Problem requirements:
Reproduce every line of the material below verbatim, without altering anything.

Data provided:
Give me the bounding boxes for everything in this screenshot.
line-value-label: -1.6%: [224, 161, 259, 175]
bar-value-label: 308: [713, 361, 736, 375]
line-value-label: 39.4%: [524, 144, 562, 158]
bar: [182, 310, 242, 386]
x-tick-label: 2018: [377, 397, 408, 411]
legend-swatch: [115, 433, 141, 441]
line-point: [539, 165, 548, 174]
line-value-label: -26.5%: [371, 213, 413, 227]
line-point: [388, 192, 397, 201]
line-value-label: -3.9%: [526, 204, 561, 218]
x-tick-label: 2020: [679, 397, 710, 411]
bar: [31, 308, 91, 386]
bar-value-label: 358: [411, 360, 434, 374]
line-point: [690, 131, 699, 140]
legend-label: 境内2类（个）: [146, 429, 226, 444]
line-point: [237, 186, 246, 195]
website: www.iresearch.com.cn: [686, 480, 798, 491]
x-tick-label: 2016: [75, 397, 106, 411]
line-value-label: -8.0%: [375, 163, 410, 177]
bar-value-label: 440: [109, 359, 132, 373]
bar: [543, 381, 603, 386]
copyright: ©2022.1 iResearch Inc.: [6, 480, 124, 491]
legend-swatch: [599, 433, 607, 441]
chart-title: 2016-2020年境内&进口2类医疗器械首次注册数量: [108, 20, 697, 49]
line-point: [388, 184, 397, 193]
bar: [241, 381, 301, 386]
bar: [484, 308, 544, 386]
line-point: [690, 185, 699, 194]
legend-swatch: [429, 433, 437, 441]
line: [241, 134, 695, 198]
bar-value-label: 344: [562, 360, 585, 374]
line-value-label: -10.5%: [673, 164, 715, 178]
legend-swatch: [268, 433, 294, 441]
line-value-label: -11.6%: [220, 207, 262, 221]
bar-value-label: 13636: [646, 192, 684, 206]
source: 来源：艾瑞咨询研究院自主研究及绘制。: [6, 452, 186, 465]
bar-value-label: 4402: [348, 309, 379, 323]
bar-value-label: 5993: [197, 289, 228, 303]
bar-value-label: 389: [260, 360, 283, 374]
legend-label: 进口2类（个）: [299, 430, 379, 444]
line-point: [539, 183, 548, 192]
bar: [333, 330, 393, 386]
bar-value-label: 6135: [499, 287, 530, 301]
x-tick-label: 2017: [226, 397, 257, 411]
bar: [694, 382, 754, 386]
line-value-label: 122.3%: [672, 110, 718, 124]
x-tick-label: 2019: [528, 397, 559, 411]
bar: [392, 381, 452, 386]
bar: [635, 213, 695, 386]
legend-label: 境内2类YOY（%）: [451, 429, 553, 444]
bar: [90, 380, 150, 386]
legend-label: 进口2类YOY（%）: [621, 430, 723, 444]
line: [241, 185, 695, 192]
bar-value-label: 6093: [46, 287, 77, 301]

Response below:
Give me the bounding boxes for everything in this screenshot.
line-value-label: -1.6%: [224, 161, 259, 175]
bar-value-label: 308: [713, 361, 736, 375]
line-value-label: 39.4%: [524, 144, 562, 158]
bar: [182, 310, 242, 386]
x-tick-label: 2018: [377, 397, 408, 411]
legend-swatch: [115, 433, 141, 441]
line-point: [539, 165, 548, 174]
line-value-label: -26.5%: [371, 213, 413, 227]
line-point: [388, 192, 397, 201]
line-value-label: -3.9%: [526, 204, 561, 218]
x-tick-label: 2020: [679, 397, 710, 411]
bar: [31, 308, 91, 386]
bar-value-label: 358: [411, 360, 434, 374]
line-point: [690, 131, 699, 140]
legend-label: 境内2类（个）: [146, 429, 226, 444]
line-point: [237, 186, 246, 195]
website: www.iresearch.com.cn: [686, 480, 798, 491]
x-tick-label: 2016: [75, 397, 106, 411]
line-value-label: -8.0%: [375, 163, 410, 177]
bar-value-label: 440: [109, 359, 132, 373]
bar: [543, 381, 603, 386]
copyright: ©2022.1 iResearch Inc.: [6, 480, 124, 491]
legend-swatch: [599, 433, 607, 441]
chart-title: 2016-2020年境内&进口2类医疗器械首次注册数量: [108, 20, 697, 49]
line-point: [388, 184, 397, 193]
bar: [241, 381, 301, 386]
bar: [484, 308, 544, 386]
line-point: [690, 185, 699, 194]
legend-swatch: [429, 433, 437, 441]
line: [241, 134, 695, 198]
bar-value-label: 344: [562, 360, 585, 374]
line-value-label: -10.5%: [673, 164, 715, 178]
legend-swatch: [268, 433, 294, 441]
line-value-label: -11.6%: [220, 207, 262, 221]
bar-value-label: 13636: [646, 192, 684, 206]
source: 来源：艾瑞咨询研究院自主研究及绘制。: [6, 452, 186, 465]
bar-value-label: 4402: [348, 309, 379, 323]
bar-value-label: 5993: [197, 289, 228, 303]
bar-value-label: 389: [260, 360, 283, 374]
legend-label: 进口2类（个）: [299, 430, 379, 444]
line-point: [539, 183, 548, 192]
bar: [333, 330, 393, 386]
bar-value-label: 6135: [499, 287, 530, 301]
x-tick-label: 2017: [226, 397, 257, 411]
bar: [694, 382, 754, 386]
line-value-label: 122.3%: [672, 110, 718, 124]
x-tick-label: 2019: [528, 397, 559, 411]
bar: [392, 381, 452, 386]
bar: [635, 213, 695, 386]
legend-label: 境内2类YOY（%）: [451, 429, 553, 444]
bar: [90, 380, 150, 386]
legend-label: 进口2类YOY（%）: [621, 430, 723, 444]
line: [241, 185, 695, 192]
bar-value-label: 6093: [46, 287, 77, 301]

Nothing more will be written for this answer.